====== Supplied entries ======

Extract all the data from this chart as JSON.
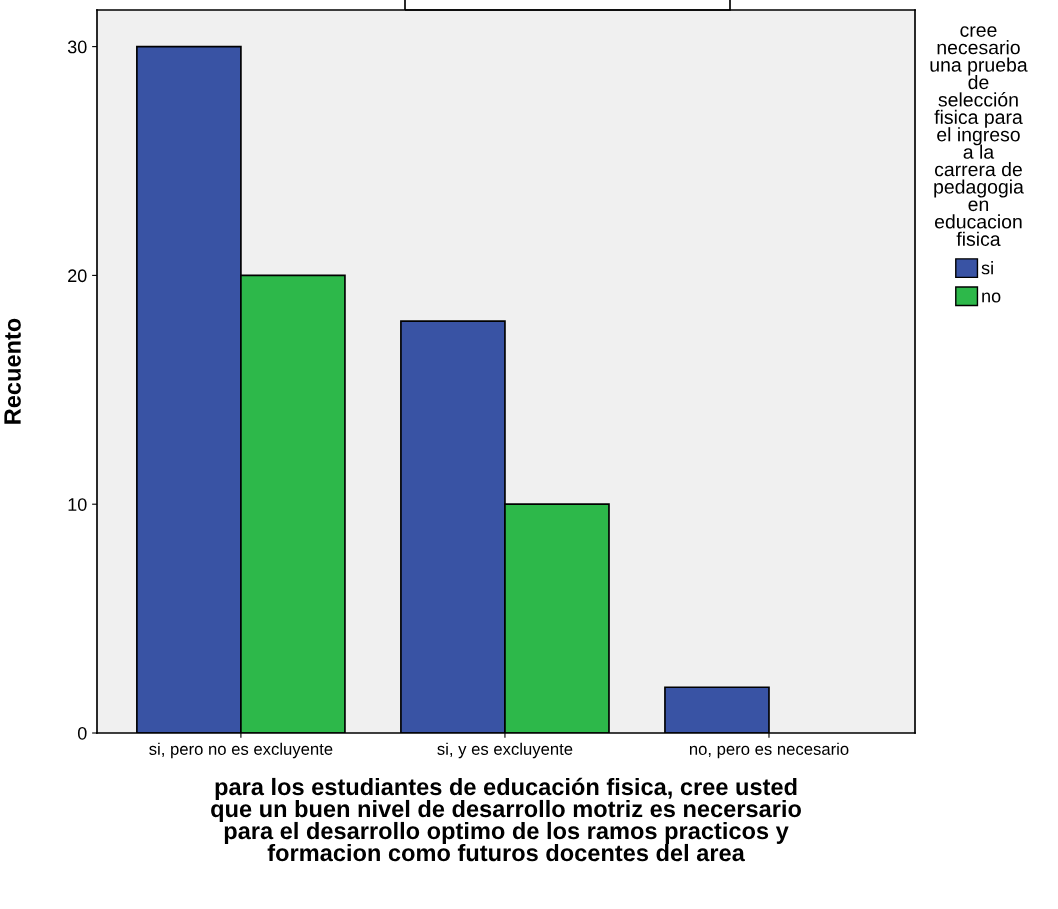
{
  "chart_data": {
    "type": "bar",
    "xlabel": "para los estudiantes de educación fisica, cree usted\nque un buen nivel de desarrollo motriz es necersario\npara el desarrollo optimo de los ramos practicos y\nformacion como futuros docentes del area",
    "ylabel": "Recuento",
    "legend_title": "cree\nnecesario\nuna prueba\nde\nselección\nfisica para\nel ingreso\na la\ncarrera de\npedagogia\nen\neducacion\nfisica",
    "categories": [
      "si, pero no es excluyente",
      "si, y es excluyente",
      "no, pero es necesario"
    ],
    "series": [
      {
        "name": "si",
        "color": "#3953a4",
        "values": [
          30,
          18,
          2
        ]
      },
      {
        "name": "no",
        "color": "#2db84a",
        "values": [
          20,
          10,
          null
        ]
      }
    ],
    "ylim": [
      0,
      31.6
    ],
    "yticks": [
      0,
      10,
      20,
      30
    ],
    "grid": false,
    "legend": "right"
  }
}
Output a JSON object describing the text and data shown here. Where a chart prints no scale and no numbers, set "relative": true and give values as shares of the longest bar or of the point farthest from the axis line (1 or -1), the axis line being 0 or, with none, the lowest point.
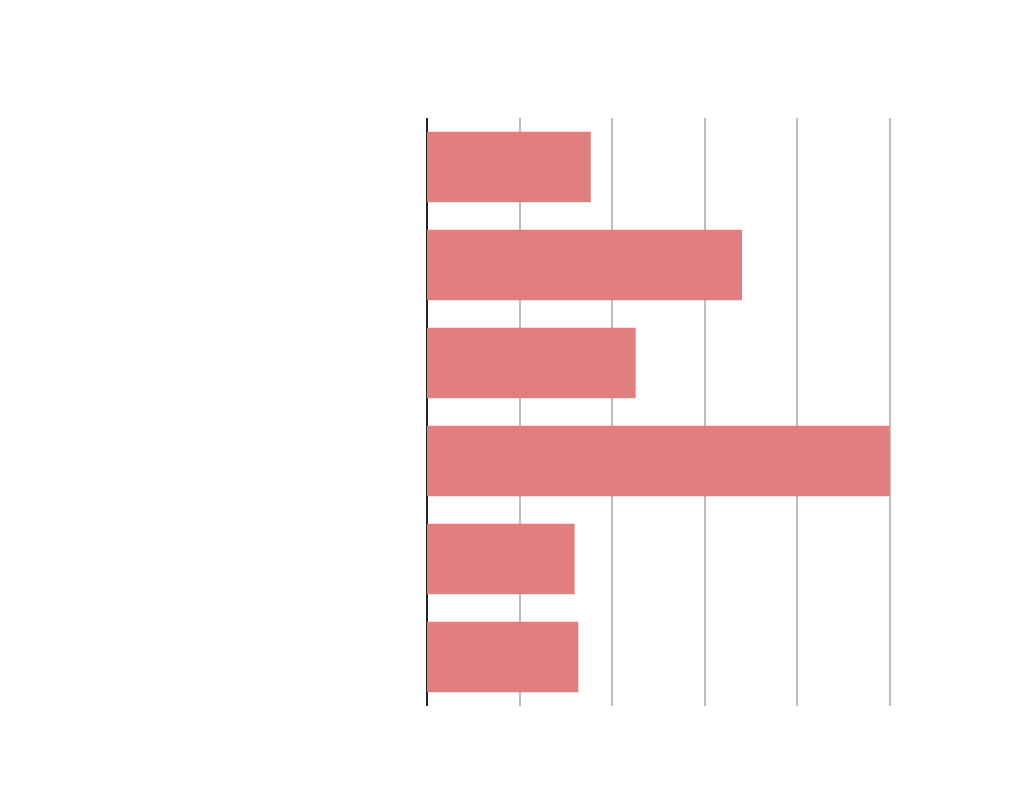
{
  "chart_data": {
    "type": "bar",
    "orientation": "horizontal",
    "relative": true,
    "grid": "x",
    "categories": [
      null,
      null,
      null,
      null,
      null,
      null
    ],
    "values": [
      0.354,
      0.681,
      0.451,
      1,
      0.319,
      0.327
    ],
    "color": "#e07f7e"
  }
}
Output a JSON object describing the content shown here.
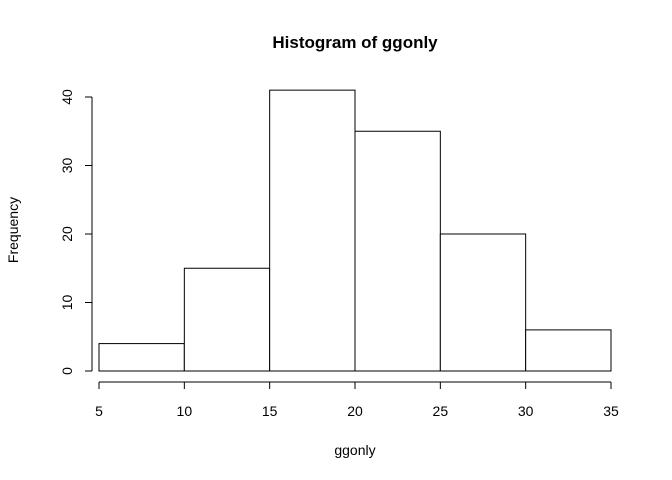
{
  "chart_data": {
    "type": "bar",
    "title": "Histogram of ggonly",
    "xlabel": "ggonly",
    "ylabel": "Frequency",
    "bins": [
      {
        "from": 5,
        "to": 10,
        "count": 4
      },
      {
        "from": 10,
        "to": 15,
        "count": 15
      },
      {
        "from": 15,
        "to": 20,
        "count": 41
      },
      {
        "from": 20,
        "to": 25,
        "count": 35
      },
      {
        "from": 25,
        "to": 30,
        "count": 20
      },
      {
        "from": 30,
        "to": 35,
        "count": 6
      }
    ],
    "xlim": [
      5,
      35
    ],
    "ylim": [
      0,
      40
    ],
    "x_ticks": [
      5,
      10,
      15,
      20,
      25,
      30,
      35
    ],
    "y_ticks": [
      0,
      10,
      20,
      30,
      40
    ],
    "grid": false
  }
}
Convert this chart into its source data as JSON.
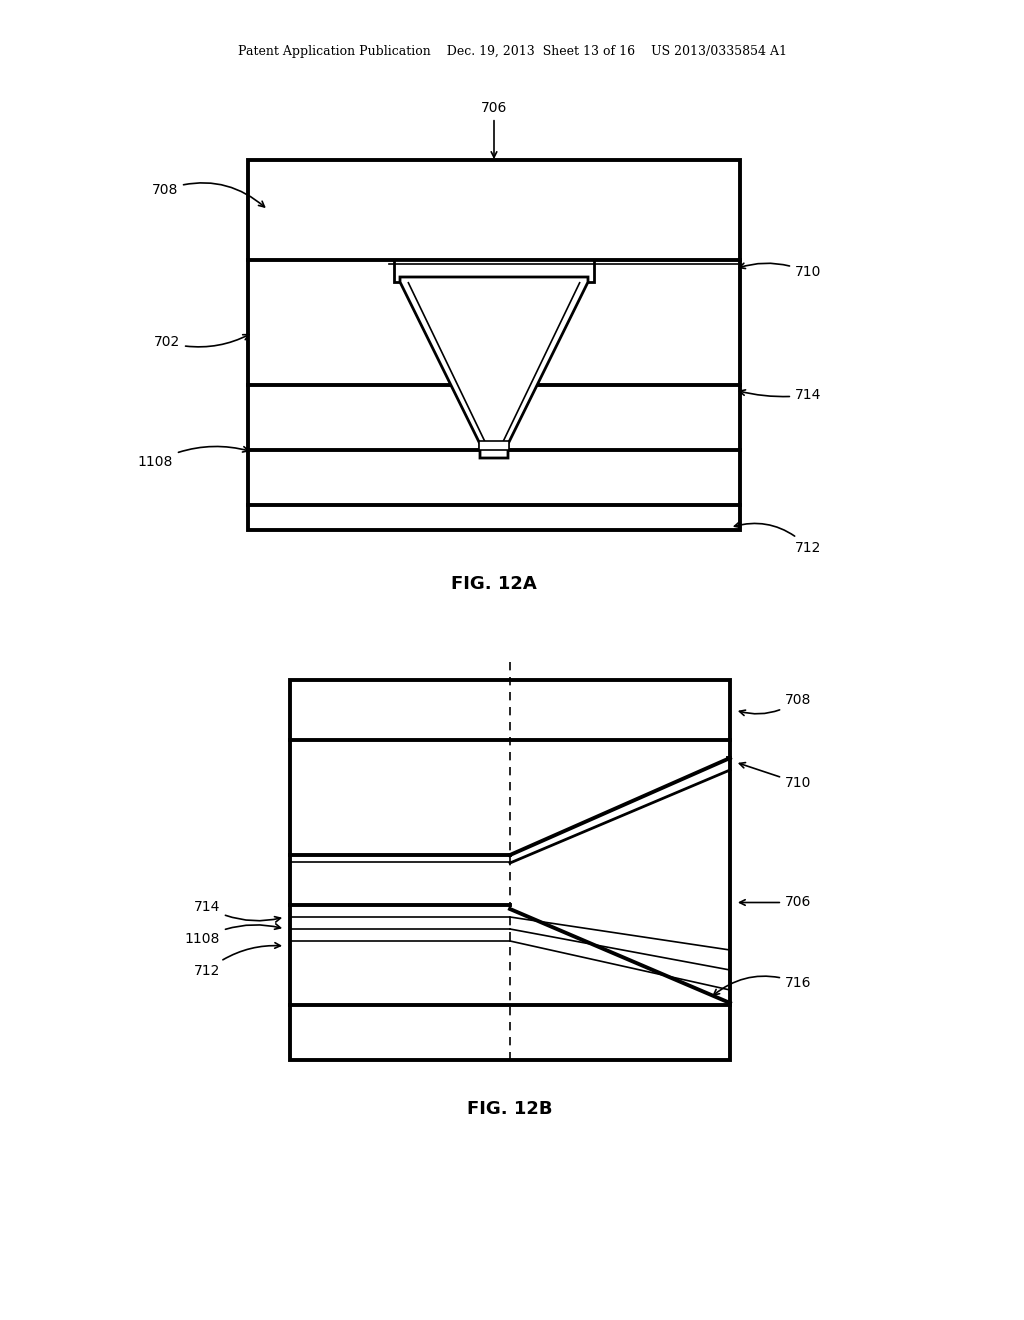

======

● **Objective**:
Output the records above exactly as they are, leaving out the pictures.

● **Exercise solution**:
Extract all the data from this chart as JSON.
{
  "chart_data": {
    "type": "bar",
    "xlabel": "para los estudiantes de educación fisica, cree usted\nque un buen nivel de desarrollo motriz es necersario\npara el desarrollo optimo de los ramos practicos y\nformacion como futuros docentes del area",
    "ylabel": "Recuento",
    "legend_title": "cree\nnecesario\nuna prueba\nde\nselección\nfisica para\nel ingreso\na la\ncarrera de\npedagogia\nen\neducacion\nfisica",
    "categories": [
      "si, pero no es excluyente",
      "si, y es excluyente",
      "no, pero es necesario"
    ],
    "series": [
      {
        "name": "si",
        "color": "#3953a4",
        "values": [
          30,
          18,
          2
        ]
      },
      {
        "name": "no",
        "color": "#2db84a",
        "values": [
          20,
          10,
          null
        ]
      }
    ],
    "ylim": [
      0,
      31.6
    ],
    "yticks": [
      0,
      10,
      20,
      30
    ],
    "grid": false,
    "legend": "right"
  }
}
Output a JSON object describing the text and data shown here. Where a chart prints no scale and no numbers, set "relative": true and give values as shares of the longest bar or of the point farthest from the axis line (1 or -1), the axis line being 0 or, with none, the lowest point.
{
  "chart_data": {
    "type": "bar",
    "orientation": "horizontal",
    "relative": true,
    "grid": "x",
    "categories": [
      null,
      null,
      null,
      null,
      null,
      null
    ],
    "values": [
      0.354,
      0.681,
      0.451,
      1,
      0.319,
      0.327
    ],
    "color": "#e07f7e"
  }
}
Output a JSON object describing the content shown here.
{
  "chart_data": {
    "type": "bar",
    "title": "Histogram of ggonly",
    "xlabel": "ggonly",
    "ylabel": "Frequency",
    "bins": [
      {
        "from": 5,
        "to": 10,
        "count": 4
      },
      {
        "from": 10,
        "to": 15,
        "count": 15
      },
      {
        "from": 15,
        "to": 20,
        "count": 41
      },
      {
        "from": 20,
        "to": 25,
        "count": 35
      },
      {
        "from": 25,
        "to": 30,
        "count": 20
      },
      {
        "from": 30,
        "to": 35,
        "count": 6
      }
    ],
    "xlim": [
      5,
      35
    ],
    "ylim": [
      0,
      40
    ],
    "x_ticks": [
      5,
      10,
      15,
      20,
      25,
      30,
      35
    ],
    "y_ticks": [
      0,
      10,
      20,
      30,
      40
    ],
    "grid": false
  }
}
Convert this chart into its source data as JSON.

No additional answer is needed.